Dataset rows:
===
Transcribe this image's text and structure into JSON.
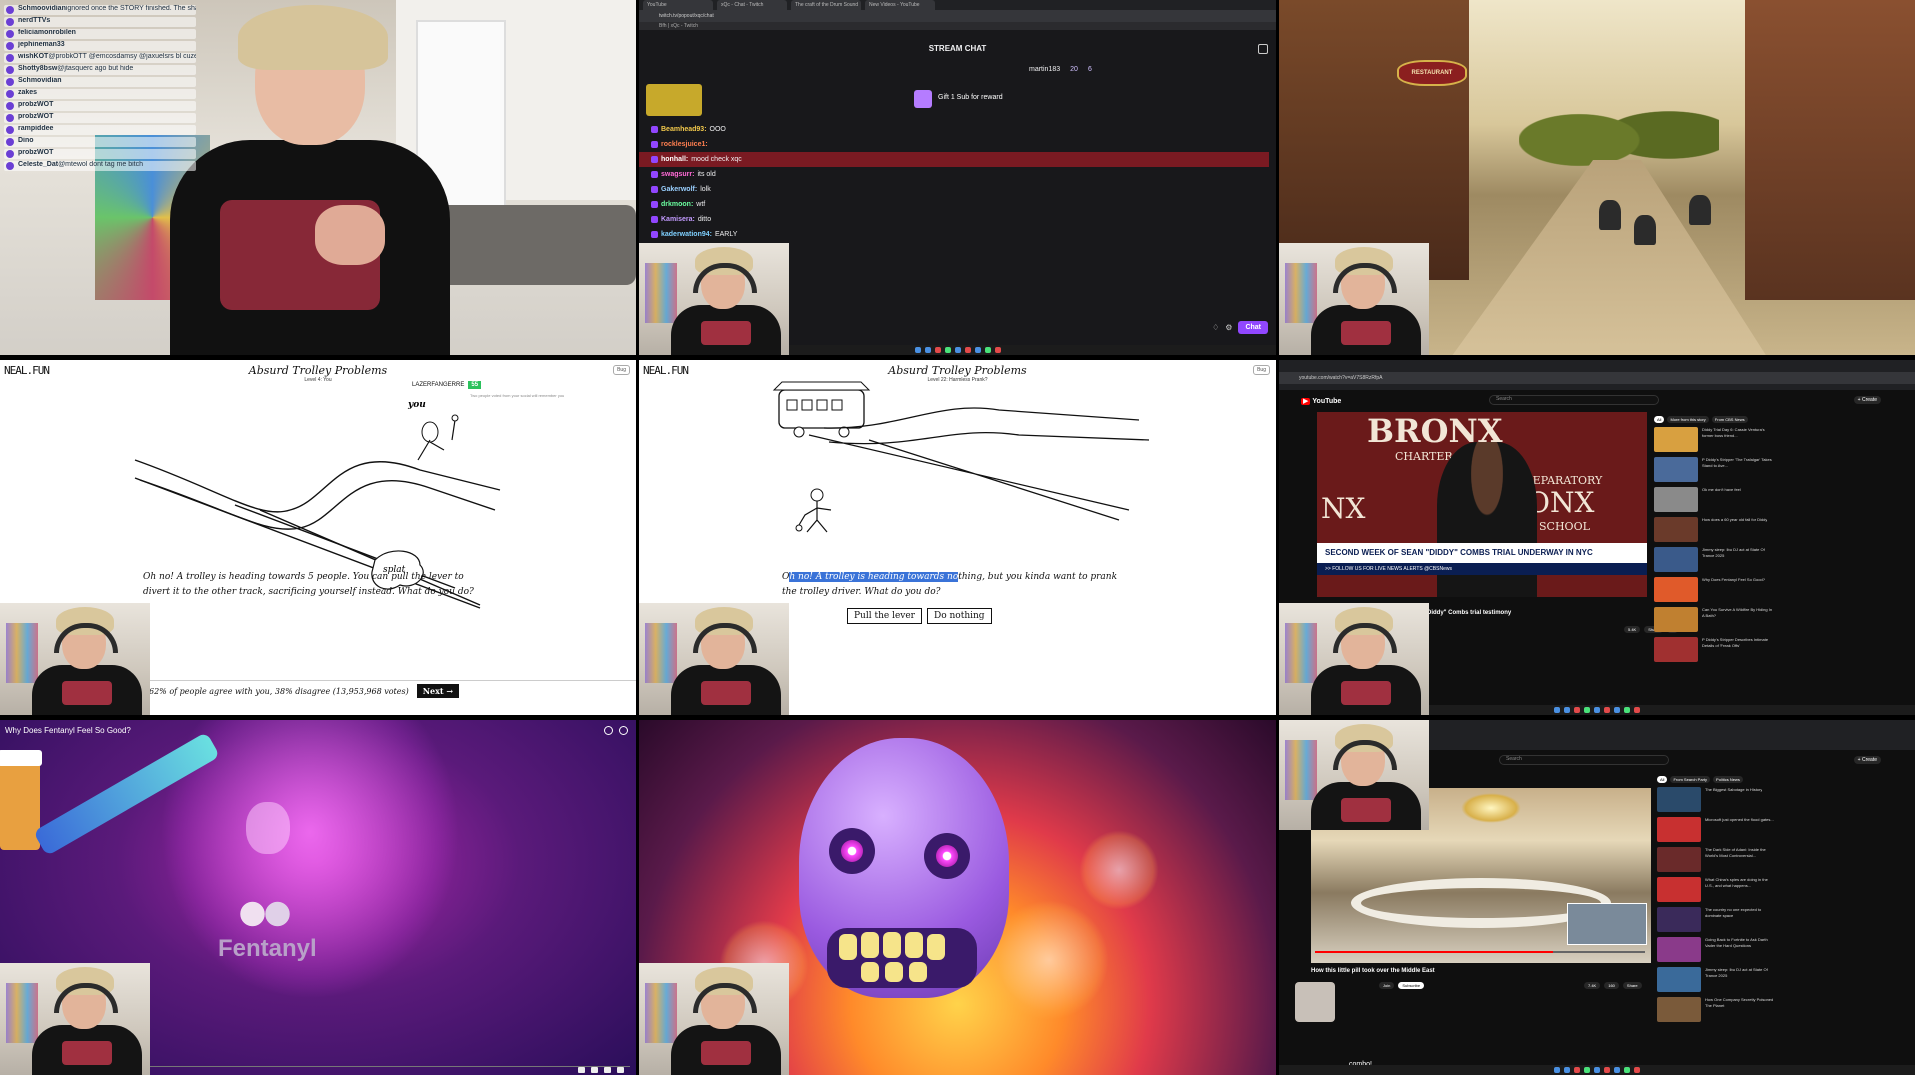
{
  "cell1": {
    "chat_overlay": [
      {
        "user": "Schmoovidian",
        "text": "ignored once the STORY finished. The shack skies"
      },
      {
        "user": "nerdTTVs",
        "text": ""
      },
      {
        "user": "feliciamonrobilen",
        "text": ""
      },
      {
        "user": "jephineman33",
        "text": ""
      },
      {
        "user": "wishKOT",
        "text": "@probkOTT @emcosdamsy @jaxuelsrs bl cuzemis"
      },
      {
        "user": "Shotty8bsw",
        "text": "@jtasquerc ago but hide"
      },
      {
        "user": "Schmovidian",
        "text": ""
      },
      {
        "user": "zakes",
        "text": ""
      },
      {
        "user": "probzWOT",
        "text": ""
      },
      {
        "user": "probzWOT",
        "text": ""
      },
      {
        "user": "rampiddee",
        "text": ""
      },
      {
        "user": "Dino",
        "text": ""
      },
      {
        "user": "probzWOT",
        "text": ""
      },
      {
        "user": "Celeste_Dat",
        "text": "@mtewol dont tag me bitch"
      }
    ]
  },
  "cell2": {
    "tabs": [
      "YouTube",
      "xQc - Chat - Twitch",
      "The craft of the Drum Sound",
      "New Videos - YouTube"
    ],
    "url": "twitch.tv/popout/xqc/chat",
    "bookmark": "Bfh | xQc - Twitch",
    "title": "STREAM CHAT",
    "top_user": "martin183",
    "top_count_a": "20",
    "top_count_b": "6",
    "gift_text": "Gift 1 Sub for reward",
    "messages": [
      {
        "user": "Beamhead93:",
        "text": "OOO",
        "color": "#f2c94c"
      },
      {
        "user": "rocklesjuice1:",
        "text": "",
        "color": "#ff7f50"
      },
      {
        "user": "honhall:",
        "text": "mood check xqc",
        "color": "#fff",
        "highlight": true
      },
      {
        "user": "swagsurr:",
        "text": "its old",
        "color": "#ff6bd6"
      },
      {
        "user": "Gakerwolf:",
        "text": "lolk",
        "color": "#9ad0ff"
      },
      {
        "user": "drkmoon:",
        "text": "wtf",
        "color": "#6bffa0"
      },
      {
        "user": "Kamisera:",
        "text": "ditto",
        "color": "#c39bff"
      },
      {
        "user": "kaderwation94:",
        "text": "EARLY",
        "color": "#7fd0ff"
      }
    ],
    "chat_button": "Chat"
  },
  "cell3": {
    "sign_text": "RESTAURANT"
  },
  "trolley1": {
    "logo": "NEAL.FUN",
    "title": "Absurd Trolley Problems",
    "level": "Level 4: You",
    "bug": "Bug",
    "user": "LAZERFANGERRE",
    "user_score": "55",
    "user_sub": "Two people voted from your social will remember you",
    "label_you": "you",
    "label_splat": "splat",
    "question": "Oh no! A trolley is heading towards 5 people. You can pull the lever to divert it to the other track, sacrificing yourself instead. What do you do?",
    "stats": "62% of people agree with you, 38% disagree (13,953,968 votes)",
    "next": "Next →"
  },
  "trolley2": {
    "logo": "NEAL.FUN",
    "title": "Absurd Trolley Problems",
    "level": "Level 22: Harmless Prank?",
    "bug": "Bug",
    "question_pre": "O",
    "question_hl": "h no! A trolley is heading towards no",
    "question_post": "thing, but you kinda want to prank the trolley driver. What do you do?",
    "btn_pull": "Pull the lever",
    "btn_nothing": "Do nothing"
  },
  "yt1": {
    "logo": "YouTube",
    "search": "Search",
    "create": "+ Create",
    "url": "youtube.com/watch?v=aV7S8RzRfpA",
    "banner_words": [
      "BRONX",
      "CHARTER SCHOOL",
      "PREPARATORY",
      "NX",
      "ONX",
      "SCHOOL"
    ],
    "chyron": "SECOND WEEK OF SEAN \"DIDDY\" COMBS TRIAL UNDERWAY IN NYC",
    "chyron_sub": ">> FOLLOW US FOR LIVE NEWS ALERTS @CBSNews",
    "video_title": "Diddy\" Combs trial testimony",
    "chips": [
      "All",
      "More from this story",
      "From CBS News"
    ],
    "recs": [
      "Diddy Trial Day 6: Cassie Ventura's former boss friend...",
      "P Diddy's Stripper 'The Trafalgar' Takes Stand to Ave...",
      "Ok me don't have feel",
      "How does a 60 year old fall for Diddy",
      "Jimmy sleep: Ibu DJ act at State Of Trance 2025",
      "Why Does Fentanyl Feel So Good?",
      "Can You Survive A Wildfire By Hiding In A Bath?",
      "P Diddy's Stripper Describes Intimate Details of 'Freak Offs'"
    ],
    "actions": [
      "5.4K",
      "Share",
      "..."
    ]
  },
  "fentanyl": {
    "title": "Why Does Fentanyl Feel So Good?",
    "word": "Fentanyl"
  },
  "yt2": {
    "search": "Search",
    "create": "+ Create",
    "video_title": "How this little pill took over the Middle East",
    "chips": [
      "All",
      "From Search Party",
      "Politics News"
    ],
    "recs": [
      "The Biggest Sabotage in History",
      "Microsoft just opened the flood gates...",
      "The Dark Side of Adani: Inside the World's Most Controversial...",
      "What China's spies are doing in the U.S., and what happens...",
      "The country no one expected to dominate space",
      "Going Back to Fortnite to Ask Darth Vader the Hard Questions",
      "Jimmy sleep: Ibu DJ act at State Of Trance 2025",
      "How One Company Secretly Poisoned The Planet"
    ],
    "subscribe": "Subscribe",
    "join": "Join",
    "combo": "combo!",
    "actions": [
      "7.4K",
      "160",
      "Share"
    ]
  }
}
===
--- DIRECTIONS FOR THIS TASK ---
Write out the data precisely as given, excluding the pictures.

--- TASK SOLUTION ---
Transcribe this image's text and structure into JSON.
{
  "cell1": {
    "chat_overlay": [
      {
        "user": "Schmoovidian",
        "text": "ignored once the STORY finished. The shack skies"
      },
      {
        "user": "nerdTTVs",
        "text": ""
      },
      {
        "user": "feliciamonrobilen",
        "text": ""
      },
      {
        "user": "jephineman33",
        "text": ""
      },
      {
        "user": "wishKOT",
        "text": "@probkOTT @emcosdamsy @jaxuelsrs bl cuzemis"
      },
      {
        "user": "Shotty8bsw",
        "text": "@jtasquerc ago but hide"
      },
      {
        "user": "Schmovidian",
        "text": ""
      },
      {
        "user": "zakes",
        "text": ""
      },
      {
        "user": "probzWOT",
        "text": ""
      },
      {
        "user": "probzWOT",
        "text": ""
      },
      {
        "user": "rampiddee",
        "text": ""
      },
      {
        "user": "Dino",
        "text": ""
      },
      {
        "user": "probzWOT",
        "text": ""
      },
      {
        "user": "Celeste_Dat",
        "text": "@mtewol dont tag me bitch"
      }
    ]
  },
  "cell2": {
    "tabs": [
      "YouTube",
      "xQc - Chat - Twitch",
      "The craft of the Drum Sound",
      "New Videos - YouTube"
    ],
    "url": "twitch.tv/popout/xqc/chat",
    "bookmark": "Bfh | xQc - Twitch",
    "title": "STREAM CHAT",
    "top_user": "martin183",
    "top_count_a": "20",
    "top_count_b": "6",
    "gift_text": "Gift 1 Sub for reward",
    "messages": [
      {
        "user": "Beamhead93:",
        "text": "OOO",
        "color": "#f2c94c"
      },
      {
        "user": "rocklesjuice1:",
        "text": "",
        "color": "#ff7f50"
      },
      {
        "user": "honhall:",
        "text": "mood check xqc",
        "color": "#fff",
        "highlight": true
      },
      {
        "user": "swagsurr:",
        "text": "its old",
        "color": "#ff6bd6"
      },
      {
        "user": "Gakerwolf:",
        "text": "lolk",
        "color": "#9ad0ff"
      },
      {
        "user": "drkmoon:",
        "text": "wtf",
        "color": "#6bffa0"
      },
      {
        "user": "Kamisera:",
        "text": "ditto",
        "color": "#c39bff"
      },
      {
        "user": "kaderwation94:",
        "text": "EARLY",
        "color": "#7fd0ff"
      }
    ],
    "chat_button": "Chat"
  },
  "cell3": {
    "sign_text": "RESTAURANT"
  },
  "trolley1": {
    "logo": "NEAL.FUN",
    "title": "Absurd Trolley Problems",
    "level": "Level 4: You",
    "bug": "Bug",
    "user": "LAZERFANGERRE",
    "user_score": "55",
    "user_sub": "Two people voted from your social will remember you",
    "label_you": "you",
    "label_splat": "splat",
    "question": "Oh no! A trolley is heading towards 5 people. You can pull the lever to divert it to the other track, sacrificing yourself instead. What do you do?",
    "stats": "62% of people agree with you, 38% disagree (13,953,968 votes)",
    "next": "Next →"
  },
  "trolley2": {
    "logo": "NEAL.FUN",
    "title": "Absurd Trolley Problems",
    "level": "Level 22: Harmless Prank?",
    "bug": "Bug",
    "question_pre": "O",
    "question_hl": "h no! A trolley is heading towards no",
    "question_post": "thing, but you kinda want to prank the trolley driver. What do you do?",
    "btn_pull": "Pull the lever",
    "btn_nothing": "Do nothing"
  },
  "yt1": {
    "logo": "YouTube",
    "search": "Search",
    "create": "+ Create",
    "url": "youtube.com/watch?v=aV7S8RzRfpA",
    "banner_words": [
      "BRONX",
      "CHARTER SCHOOL",
      "PREPARATORY",
      "NX",
      "ONX",
      "SCHOOL"
    ],
    "chyron": "SECOND WEEK OF SEAN \"DIDDY\" COMBS TRIAL UNDERWAY IN NYC",
    "chyron_sub": ">> FOLLOW US FOR LIVE NEWS ALERTS @CBSNews",
    "video_title": "Diddy\" Combs trial testimony",
    "chips": [
      "All",
      "More from this story",
      "From CBS News"
    ],
    "recs": [
      "Diddy Trial Day 6: Cassie Ventura's former boss friend...",
      "P Diddy's Stripper 'The Trafalgar' Takes Stand to Ave...",
      "Ok me don't have feel",
      "How does a 60 year old fall for Diddy",
      "Jimmy sleep: Ibu DJ act at State Of Trance 2025",
      "Why Does Fentanyl Feel So Good?",
      "Can You Survive A Wildfire By Hiding In A Bath?",
      "P Diddy's Stripper Describes Intimate Details of 'Freak Offs'"
    ],
    "actions": [
      "5.4K",
      "Share",
      "..."
    ]
  },
  "fentanyl": {
    "title": "Why Does Fentanyl Feel So Good?",
    "word": "Fentanyl"
  },
  "yt2": {
    "search": "Search",
    "create": "+ Create",
    "video_title": "How this little pill took over the Middle East",
    "chips": [
      "All",
      "From Search Party",
      "Politics News"
    ],
    "recs": [
      "The Biggest Sabotage in History",
      "Microsoft just opened the flood gates...",
      "The Dark Side of Adani: Inside the World's Most Controversial...",
      "What China's spies are doing in the U.S., and what happens...",
      "The country no one expected to dominate space",
      "Going Back to Fortnite to Ask Darth Vader the Hard Questions",
      "Jimmy sleep: Ibu DJ act at State Of Trance 2025",
      "How One Company Secretly Poisoned The Planet"
    ],
    "subscribe": "Subscribe",
    "join": "Join",
    "combo": "combo!",
    "actions": [
      "7.4K",
      "160",
      "Share"
    ]
  }
}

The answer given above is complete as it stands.